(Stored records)
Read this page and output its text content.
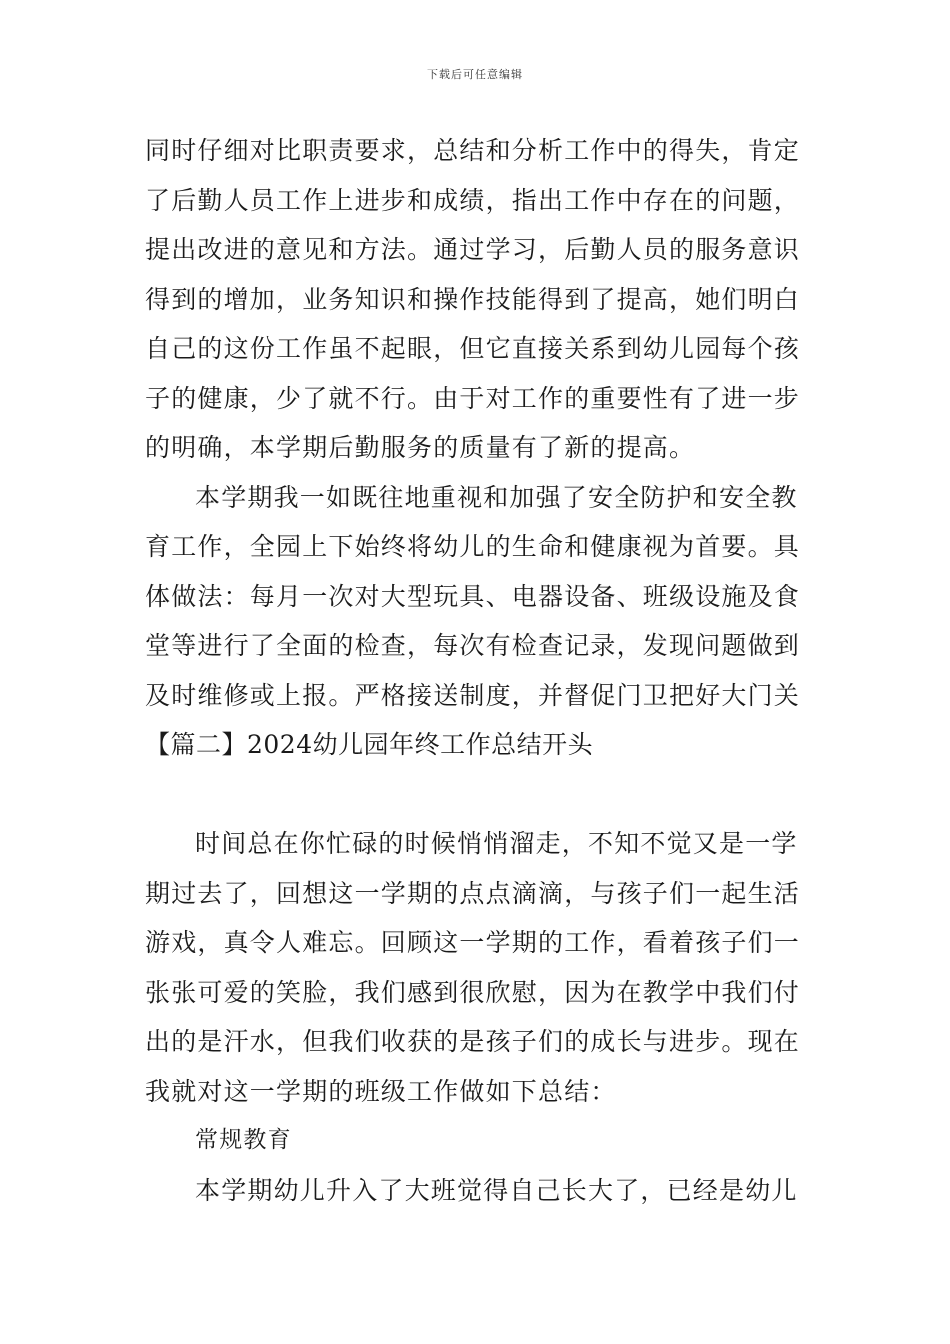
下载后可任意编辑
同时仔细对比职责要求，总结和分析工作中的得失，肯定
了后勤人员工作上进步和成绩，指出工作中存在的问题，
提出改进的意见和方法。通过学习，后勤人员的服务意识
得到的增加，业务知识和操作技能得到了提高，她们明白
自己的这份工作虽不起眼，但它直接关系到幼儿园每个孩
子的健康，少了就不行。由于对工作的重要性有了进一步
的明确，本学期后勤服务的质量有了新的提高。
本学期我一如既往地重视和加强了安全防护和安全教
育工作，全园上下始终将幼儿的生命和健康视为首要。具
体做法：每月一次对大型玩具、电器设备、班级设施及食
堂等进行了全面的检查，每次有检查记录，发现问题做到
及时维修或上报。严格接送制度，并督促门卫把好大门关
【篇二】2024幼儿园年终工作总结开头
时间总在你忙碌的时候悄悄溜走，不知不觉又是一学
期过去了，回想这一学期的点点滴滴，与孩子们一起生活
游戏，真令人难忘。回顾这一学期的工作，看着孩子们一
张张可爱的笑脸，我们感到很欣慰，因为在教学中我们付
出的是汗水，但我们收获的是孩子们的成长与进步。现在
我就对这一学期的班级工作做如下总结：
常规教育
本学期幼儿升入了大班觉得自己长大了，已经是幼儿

Description of the task: Leave out the pictures and output every record above precisely as given.

Task solution:
Read this page and output its text content.
下载后可任意编辑
同时仔细对比职责要求，总结和分析工作中的得失，肯定
了后勤人员工作上进步和成绩，指出工作中存在的问题，
提出改进的意见和方法。通过学习，后勤人员的服务意识
得到的增加，业务知识和操作技能得到了提高，她们明白
自己的这份工作虽不起眼，但它直接关系到幼儿园每个孩
子的健康，少了就不行。由于对工作的重要性有了进一步
的明确，本学期后勤服务的质量有了新的提高。
本学期我一如既往地重视和加强了安全防护和安全教
育工作，全园上下始终将幼儿的生命和健康视为首要。具
体做法：每月一次对大型玩具、电器设备、班级设施及食
堂等进行了全面的检查，每次有检查记录，发现问题做到
及时维修或上报。严格接送制度，并督促门卫把好大门关
【篇二】2024幼儿园年终工作总结开头
时间总在你忙碌的时候悄悄溜走，不知不觉又是一学
期过去了，回想这一学期的点点滴滴，与孩子们一起生活
游戏，真令人难忘。回顾这一学期的工作，看着孩子们一
张张可爱的笑脸，我们感到很欣慰，因为在教学中我们付
出的是汗水，但我们收获的是孩子们的成长与进步。现在
我就对这一学期的班级工作做如下总结：
常规教育
本学期幼儿升入了大班觉得自己长大了，已经是幼儿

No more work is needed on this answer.